(Dataset entries)
[start]
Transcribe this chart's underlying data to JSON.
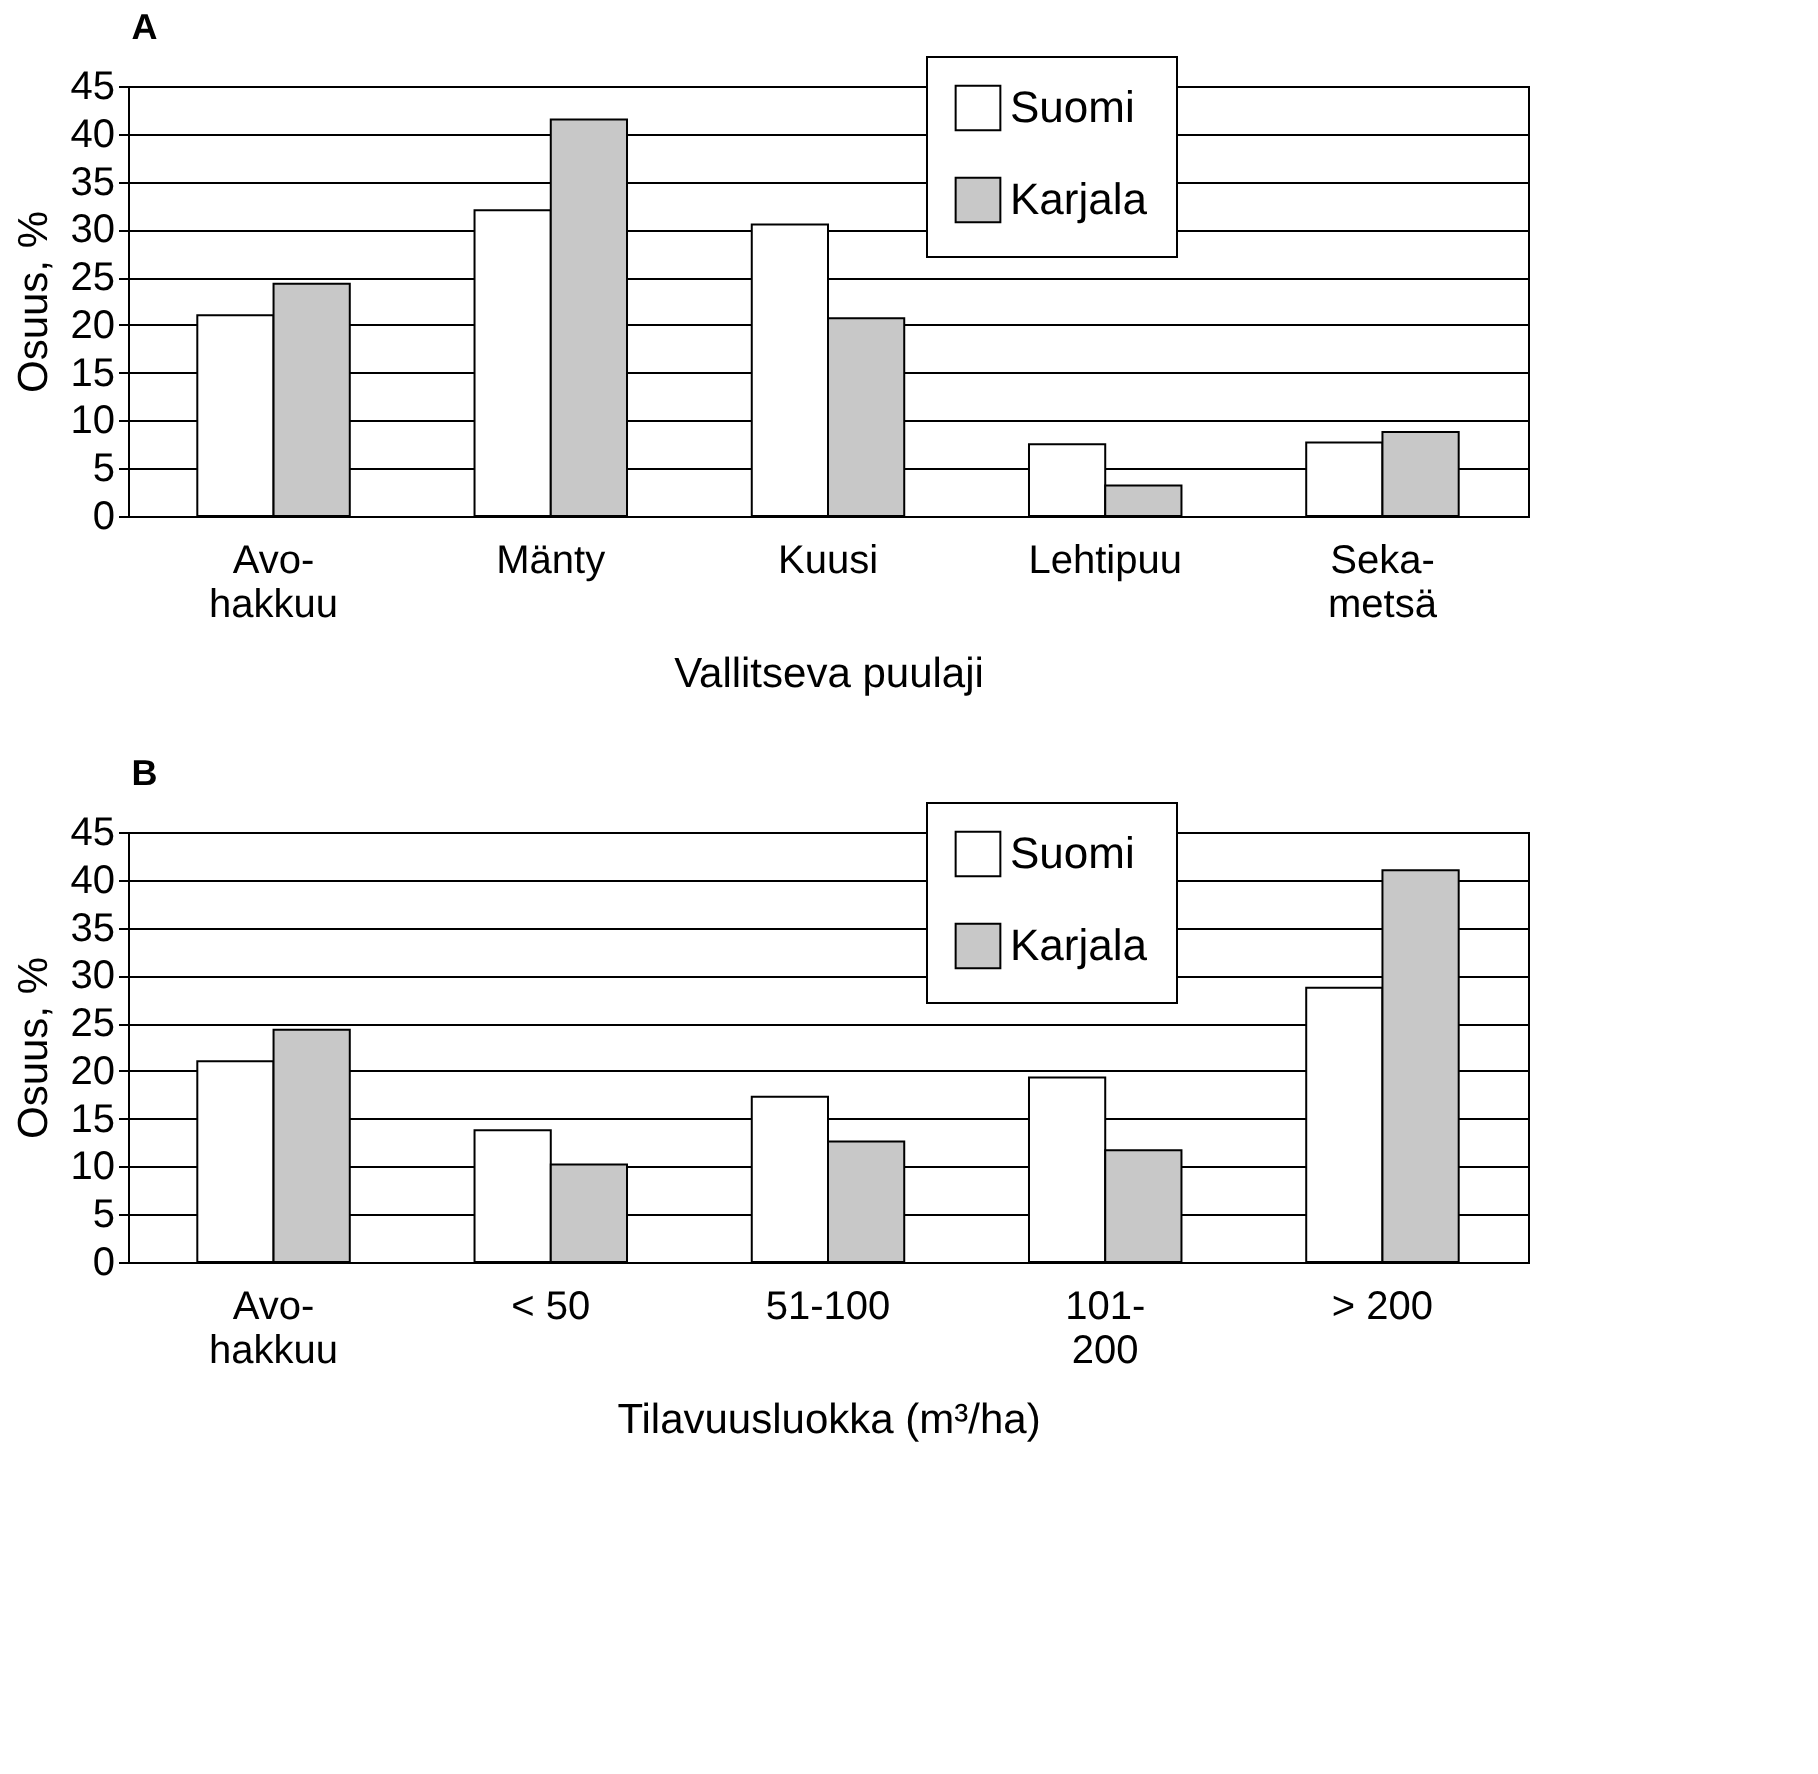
{
  "chart_data": [
    {
      "type": "bar",
      "title": "A",
      "xlabel": "Vallitseva puulaji",
      "ylabel": "Osuus, %",
      "categories": [
        "Avo-\nhakkuu",
        "Mänty",
        "Kuusi",
        "Lehtipuu",
        "Seka-\nmetsä"
      ],
      "series": [
        {
          "name": "Suomi",
          "color": "#ffffff",
          "values": [
            21,
            32,
            30.5,
            7.5,
            7.7
          ]
        },
        {
          "name": "Karjala",
          "color": "#c8c8c8",
          "values": [
            24.3,
            41.5,
            20.7,
            3.2,
            8.8
          ]
        }
      ],
      "ylim": [
        0,
        45
      ],
      "yticks": [
        0,
        5,
        10,
        15,
        20,
        25,
        30,
        35,
        40,
        45
      ],
      "grid": "y",
      "legend": "top right"
    },
    {
      "type": "bar",
      "title": "B",
      "xlabel": "Tilavuusluokka  (m³/ha)",
      "ylabel": "Osuus, %",
      "categories": [
        "Avo-\nhakkuu",
        "< 50",
        "51-100",
        "101-\n200",
        "> 200"
      ],
      "series": [
        {
          "name": "Suomi",
          "color": "#ffffff",
          "values": [
            21,
            13.8,
            17.3,
            19.3,
            28.7
          ]
        },
        {
          "name": "Karjala",
          "color": "#c8c8c8",
          "values": [
            24.3,
            10.2,
            12.6,
            11.7,
            41
          ]
        }
      ],
      "ylim": [
        0,
        45
      ],
      "yticks": [
        0,
        5,
        10,
        15,
        20,
        25,
        30,
        35,
        40,
        45
      ],
      "grid": "y",
      "legend": "top right"
    }
  ]
}
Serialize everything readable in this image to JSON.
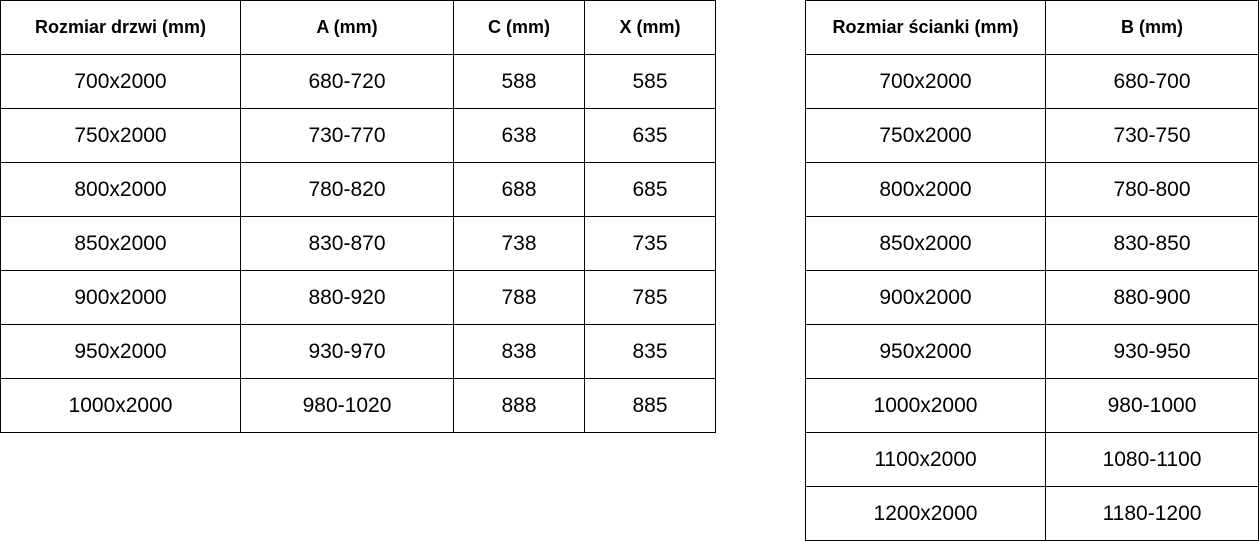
{
  "door_table": {
    "headers": [
      "Rozmiar drzwi (mm)",
      "A (mm)",
      "C (mm)",
      "X (mm)"
    ],
    "rows": [
      [
        "700x2000",
        "680-720",
        "588",
        "585"
      ],
      [
        "750x2000",
        "730-770",
        "638",
        "635"
      ],
      [
        "800x2000",
        "780-820",
        "688",
        "685"
      ],
      [
        "850x2000",
        "830-870",
        "738",
        "735"
      ],
      [
        "900x2000",
        "880-920",
        "788",
        "785"
      ],
      [
        "950x2000",
        "930-970",
        "838",
        "835"
      ],
      [
        "1000x2000",
        "980-1020",
        "888",
        "885"
      ]
    ]
  },
  "wall_table": {
    "headers": [
      "Rozmiar ścianki (mm)",
      "B (mm)"
    ],
    "rows": [
      [
        "700x2000",
        "680-700"
      ],
      [
        "750x2000",
        "730-750"
      ],
      [
        "800x2000",
        "780-800"
      ],
      [
        "850x2000",
        "830-850"
      ],
      [
        "900x2000",
        "880-900"
      ],
      [
        "950x2000",
        "930-950"
      ],
      [
        "1000x2000",
        "980-1000"
      ],
      [
        "1100x2000",
        "1080-1100"
      ],
      [
        "1200x2000",
        "1180-1200"
      ]
    ]
  }
}
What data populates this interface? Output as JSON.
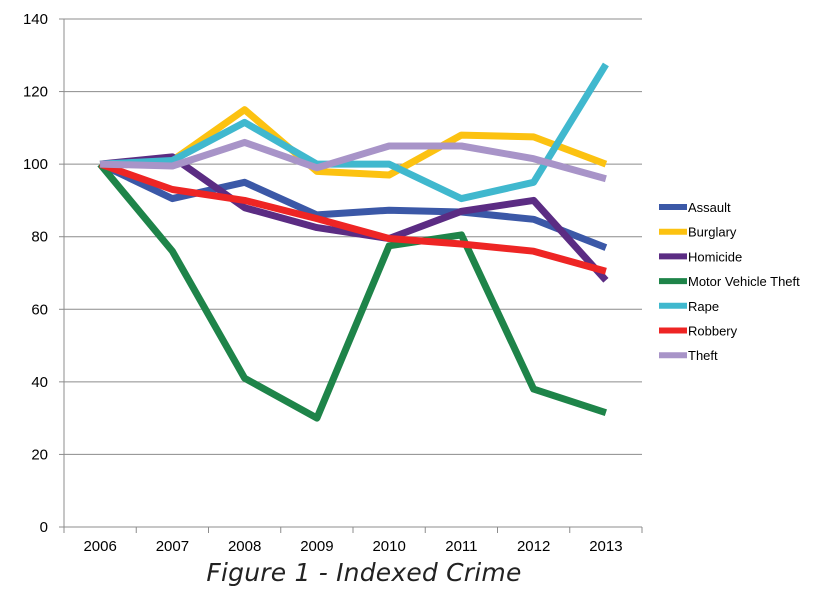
{
  "chart_data": {
    "type": "line",
    "categories": [
      "2006",
      "2007",
      "2008",
      "2009",
      "2010",
      "2011",
      "2012",
      "2013"
    ],
    "ylim": [
      0,
      140
    ],
    "yticks": [
      0,
      20,
      40,
      60,
      80,
      100,
      120,
      140
    ],
    "grid": true,
    "legend_position": "right",
    "series": [
      {
        "name": "Assault",
        "color": "#3b58a7",
        "values": [
          100,
          90.5,
          95,
          86,
          87.3,
          86.8,
          84.8,
          77
        ]
      },
      {
        "name": "Burglary",
        "color": "#fcc211",
        "values": [
          100,
          101,
          115,
          98,
          97,
          108,
          107.5,
          100
        ]
      },
      {
        "name": "Homicide",
        "color": "#5b2c83",
        "values": [
          100,
          102,
          88,
          82.5,
          79.5,
          87,
          90,
          68
        ]
      },
      {
        "name": "Motor Vehicle Theft",
        "color": "#1e8449",
        "values": [
          100,
          76,
          41,
          30,
          77.5,
          80.5,
          38,
          31.5
        ]
      },
      {
        "name": "Rape",
        "color": "#40b8ce",
        "values": [
          100,
          101,
          111.5,
          100,
          100,
          90.5,
          95,
          127.5
        ]
      },
      {
        "name": "Robbery",
        "color": "#ee2524",
        "values": [
          100,
          93,
          90,
          85,
          79.5,
          78,
          76,
          70.5
        ]
      },
      {
        "name": "Theft",
        "color": "#a894c8",
        "values": [
          100,
          99.5,
          106,
          99,
          105,
          105,
          101.5,
          96
        ]
      }
    ]
  },
  "caption": "Figure 1 - Indexed Crime"
}
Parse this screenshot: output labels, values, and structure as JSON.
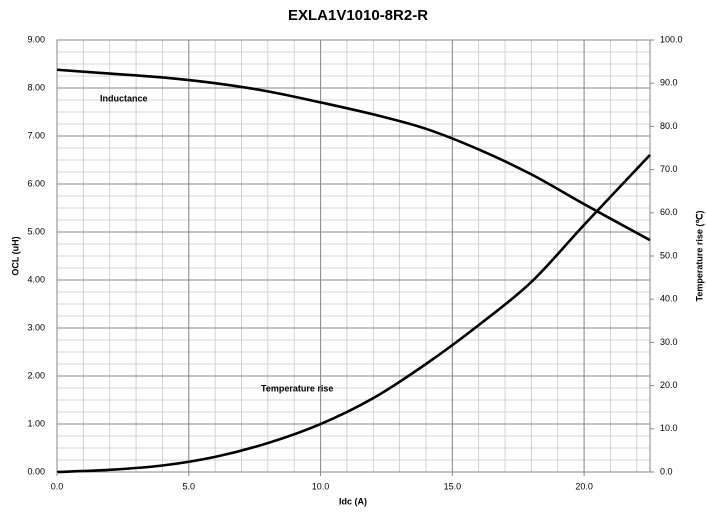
{
  "chart_data": {
    "type": "line",
    "title": "EXLA1V1010-8R2-R",
    "xlabel": "Idc (A)",
    "ylabel": "OCL (uH)",
    "y2label": "Temperature rise (℃)",
    "annotations": [
      "Inductance",
      "Temperature rise"
    ],
    "x": [
      0,
      2,
      4,
      6,
      8,
      10,
      12,
      14,
      16,
      18,
      20,
      22.5
    ],
    "series": [
      {
        "name": "Inductance",
        "color": "#000000",
        "axis": "y",
        "values": [
          8.38,
          8.3,
          8.22,
          8.1,
          7.93,
          7.7,
          7.45,
          7.15,
          6.72,
          6.2,
          5.58,
          4.83
        ]
      },
      {
        "name": "Temperature rise",
        "color": "#000000",
        "axis": "y2",
        "values": [
          0,
          0.5,
          1.5,
          3.5,
          6.7,
          11.1,
          17.1,
          25,
          34,
          44,
          57.2,
          73.4
        ]
      }
    ],
    "xlim": [
      0,
      22.5
    ],
    "xticks": [
      {
        "value": 0,
        "label": "0.0"
      },
      {
        "value": 5,
        "label": "5.0"
      },
      {
        "value": 10,
        "label": "10.0"
      },
      {
        "value": 15,
        "label": "15.0"
      },
      {
        "value": 20,
        "label": "20.0"
      }
    ],
    "ylim": [
      0,
      9
    ],
    "yticks": [
      {
        "value": 0,
        "label": "0.00"
      },
      {
        "value": 1,
        "label": "1.00"
      },
      {
        "value": 2,
        "label": "2.00"
      },
      {
        "value": 3,
        "label": "3.00"
      },
      {
        "value": 4,
        "label": "4.00"
      },
      {
        "value": 5,
        "label": "5.00"
      },
      {
        "value": 6,
        "label": "6.00"
      },
      {
        "value": 7,
        "label": "7.00"
      },
      {
        "value": 8,
        "label": "8.00"
      },
      {
        "value": 9,
        "label": "9.00"
      }
    ],
    "y2lim": [
      0,
      100
    ],
    "y2ticks": [
      {
        "value": 0,
        "label": "0.0"
      },
      {
        "value": 10,
        "label": "10.0"
      },
      {
        "value": 20,
        "label": "20.0"
      },
      {
        "value": 30,
        "label": "30.0"
      },
      {
        "value": 40,
        "label": "40.0"
      },
      {
        "value": 50,
        "label": "50.0"
      },
      {
        "value": 60,
        "label": "60.0"
      },
      {
        "value": 70,
        "label": "70.0"
      },
      {
        "value": 80,
        "label": "80.0"
      },
      {
        "value": 90,
        "label": "90.0"
      },
      {
        "value": 100,
        "label": "100.0"
      }
    ],
    "grid": true,
    "minor_grid": {
      "x": 1,
      "y": 0.25
    }
  }
}
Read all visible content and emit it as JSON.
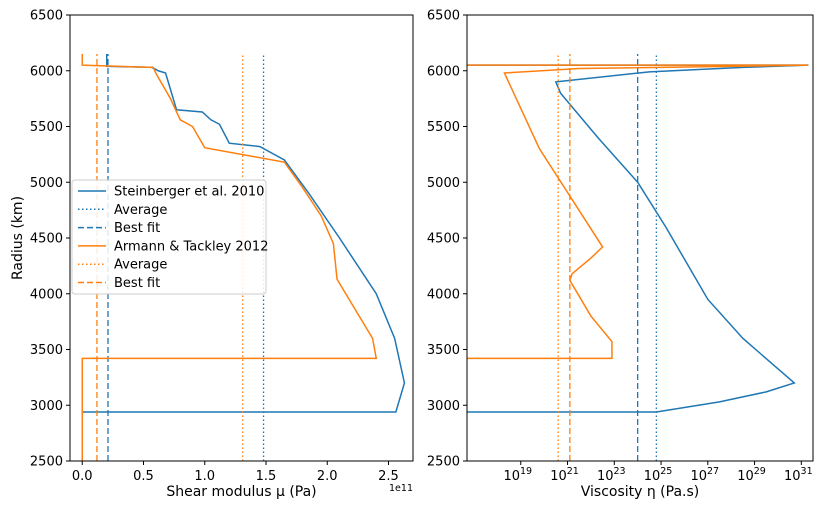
[end]
SET EXERCISE
Can you repeat every record above exactly, apart from the pictures?

THE COMPLETED TASK
Transcribe this chart's underlying data to JSON.
{
  "chart_data": [
    {
      "type": "bar",
      "title": "A",
      "xlabel": "Vallitseva puulaji",
      "ylabel": "Osuus, %",
      "categories": [
        "Avo-\nhakkuu",
        "Mänty",
        "Kuusi",
        "Lehtipuu",
        "Seka-\nmetsä"
      ],
      "series": [
        {
          "name": "Suomi",
          "color": "#ffffff",
          "values": [
            21,
            32,
            30.5,
            7.5,
            7.7
          ]
        },
        {
          "name": "Karjala",
          "color": "#c8c8c8",
          "values": [
            24.3,
            41.5,
            20.7,
            3.2,
            8.8
          ]
        }
      ],
      "ylim": [
        0,
        45
      ],
      "yticks": [
        0,
        5,
        10,
        15,
        20,
        25,
        30,
        35,
        40,
        45
      ],
      "grid": "y",
      "legend": "top right"
    },
    {
      "type": "bar",
      "title": "B",
      "xlabel": "Tilavuusluokka  (m³/ha)",
      "ylabel": "Osuus, %",
      "categories": [
        "Avo-\nhakkuu",
        "< 50",
        "51-100",
        "101-\n200",
        "> 200"
      ],
      "series": [
        {
          "name": "Suomi",
          "color": "#ffffff",
          "values": [
            21,
            13.8,
            17.3,
            19.3,
            28.7
          ]
        },
        {
          "name": "Karjala",
          "color": "#c8c8c8",
          "values": [
            24.3,
            10.2,
            12.6,
            11.7,
            41
          ]
        }
      ],
      "ylim": [
        0,
        45
      ],
      "yticks": [
        0,
        5,
        10,
        15,
        20,
        25,
        30,
        35,
        40,
        45
      ],
      "grid": "y",
      "legend": "top right"
    }
  ]
}
Serialize everything readable in this image to JSON.
{
  "door_table": {
    "headers": [
      "Rozmiar drzwi (mm)",
      "A (mm)",
      "C (mm)",
      "X (mm)"
    ],
    "rows": [
      [
        "700x2000",
        "680-720",
        "588",
        "585"
      ],
      [
        "750x2000",
        "730-770",
        "638",
        "635"
      ],
      [
        "800x2000",
        "780-820",
        "688",
        "685"
      ],
      [
        "850x2000",
        "830-870",
        "738",
        "735"
      ],
      [
        "900x2000",
        "880-920",
        "788",
        "785"
      ],
      [
        "950x2000",
        "930-970",
        "838",
        "835"
      ],
      [
        "1000x2000",
        "980-1020",
        "888",
        "885"
      ]
    ]
  },
  "wall_table": {
    "headers": [
      "Rozmiar ścianki (mm)",
      "B (mm)"
    ],
    "rows": [
      [
        "700x2000",
        "680-700"
      ],
      [
        "750x2000",
        "730-750"
      ],
      [
        "800x2000",
        "780-800"
      ],
      [
        "850x2000",
        "830-850"
      ],
      [
        "900x2000",
        "880-900"
      ],
      [
        "950x2000",
        "930-950"
      ],
      [
        "1000x2000",
        "980-1000"
      ],
      [
        "1100x2000",
        "1080-1100"
      ],
      [
        "1200x2000",
        "1180-1200"
      ]
    ]
  }
}
What data populates this interface? Output as JSON.
{
  "chart_data": {
    "type": "line",
    "categories": [
      "2006",
      "2007",
      "2008",
      "2009",
      "2010",
      "2011",
      "2012",
      "2013"
    ],
    "ylim": [
      0,
      140
    ],
    "yticks": [
      0,
      20,
      40,
      60,
      80,
      100,
      120,
      140
    ],
    "grid": true,
    "legend_position": "right",
    "series": [
      {
        "name": "Assault",
        "color": "#3b58a7",
        "values": [
          100,
          90.5,
          95,
          86,
          87.3,
          86.8,
          84.8,
          77
        ]
      },
      {
        "name": "Burglary",
        "color": "#fcc211",
        "values": [
          100,
          101,
          115,
          98,
          97,
          108,
          107.5,
          100
        ]
      },
      {
        "name": "Homicide",
        "color": "#5b2c83",
        "values": [
          100,
          102,
          88,
          82.5,
          79.5,
          87,
          90,
          68
        ]
      },
      {
        "name": "Motor Vehicle Theft",
        "color": "#1e8449",
        "values": [
          100,
          76,
          41,
          30,
          77.5,
          80.5,
          38,
          31.5
        ]
      },
      {
        "name": "Rape",
        "color": "#40b8ce",
        "values": [
          100,
          101,
          111.5,
          100,
          100,
          90.5,
          95,
          127.5
        ]
      },
      {
        "name": "Robbery",
        "color": "#ee2524",
        "values": [
          100,
          93,
          90,
          85,
          79.5,
          78,
          76,
          70.5
        ]
      },
      {
        "name": "Theft",
        "color": "#a894c8",
        "values": [
          100,
          99.5,
          106,
          99,
          105,
          105,
          101.5,
          96
        ]
      }
    ]
  },
  "caption": "Figure 1 - Indexed Crime"
}
Parse this screenshot: output labels, values, and structure as JSON.
{
  "chart_data": {
    "type": "line",
    "title": "EXLA1V1010-8R2-R",
    "xlabel": "Idc (A)",
    "ylabel": "OCL (uH)",
    "y2label": "Temperature rise (℃)",
    "annotations": [
      "Inductance",
      "Temperature rise"
    ],
    "x": [
      0,
      2,
      4,
      6,
      8,
      10,
      12,
      14,
      16,
      18,
      20,
      22.5
    ],
    "series": [
      {
        "name": "Inductance",
        "color": "#000000",
        "axis": "y",
        "values": [
          8.38,
          8.3,
          8.22,
          8.1,
          7.93,
          7.7,
          7.45,
          7.15,
          6.72,
          6.2,
          5.58,
          4.83
        ]
      },
      {
        "name": "Temperature rise",
        "color": "#000000",
        "axis": "y2",
        "values": [
          0,
          0.5,
          1.5,
          3.5,
          6.7,
          11.1,
          17.1,
          25,
          34,
          44,
          57.2,
          73.4
        ]
      }
    ],
    "xlim": [
      0,
      22.5
    ],
    "xticks": [
      {
        "value": 0,
        "label": "0.0"
      },
      {
        "value": 5,
        "label": "5.0"
      },
      {
        "value": 10,
        "label": "10.0"
      },
      {
        "value": 15,
        "label": "15.0"
      },
      {
        "value": 20,
        "label": "20.0"
      }
    ],
    "ylim": [
      0,
      9
    ],
    "yticks": [
      {
        "value": 0,
        "label": "0.00"
      },
      {
        "value": 1,
        "label": "1.00"
      },
      {
        "value": 2,
        "label": "2.00"
      },
      {
        "value": 3,
        "label": "3.00"
      },
      {
        "value": 4,
        "label": "4.00"
      },
      {
        "value": 5,
        "label": "5.00"
      },
      {
        "value": 6,
        "label": "6.00"
      },
      {
        "value": 7,
        "label": "7.00"
      },
      {
        "value": 8,
        "label": "8.00"
      },
      {
        "value": 9,
        "label": "9.00"
      }
    ],
    "y2lim": [
      0,
      100
    ],
    "y2ticks": [
      {
        "value": 0,
        "label": "0.0"
      },
      {
        "value": 10,
        "label": "10.0"
      },
      {
        "value": 20,
        "label": "20.0"
      },
      {
        "value": 30,
        "label": "30.0"
      },
      {
        "value": 40,
        "label": "40.0"
      },
      {
        "value": 50,
        "label": "50.0"
      },
      {
        "value": 60,
        "label": "60.0"
      },
      {
        "value": 70,
        "label": "70.0"
      },
      {
        "value": 80,
        "label": "80.0"
      },
      {
        "value": 90,
        "label": "90.0"
      },
      {
        "value": 100,
        "label": "100.0"
      }
    ],
    "grid": true,
    "minor_grid": {
      "x": 1,
      "y": 0.25
    }
  }
}
Read all visible content and emit it as JSON.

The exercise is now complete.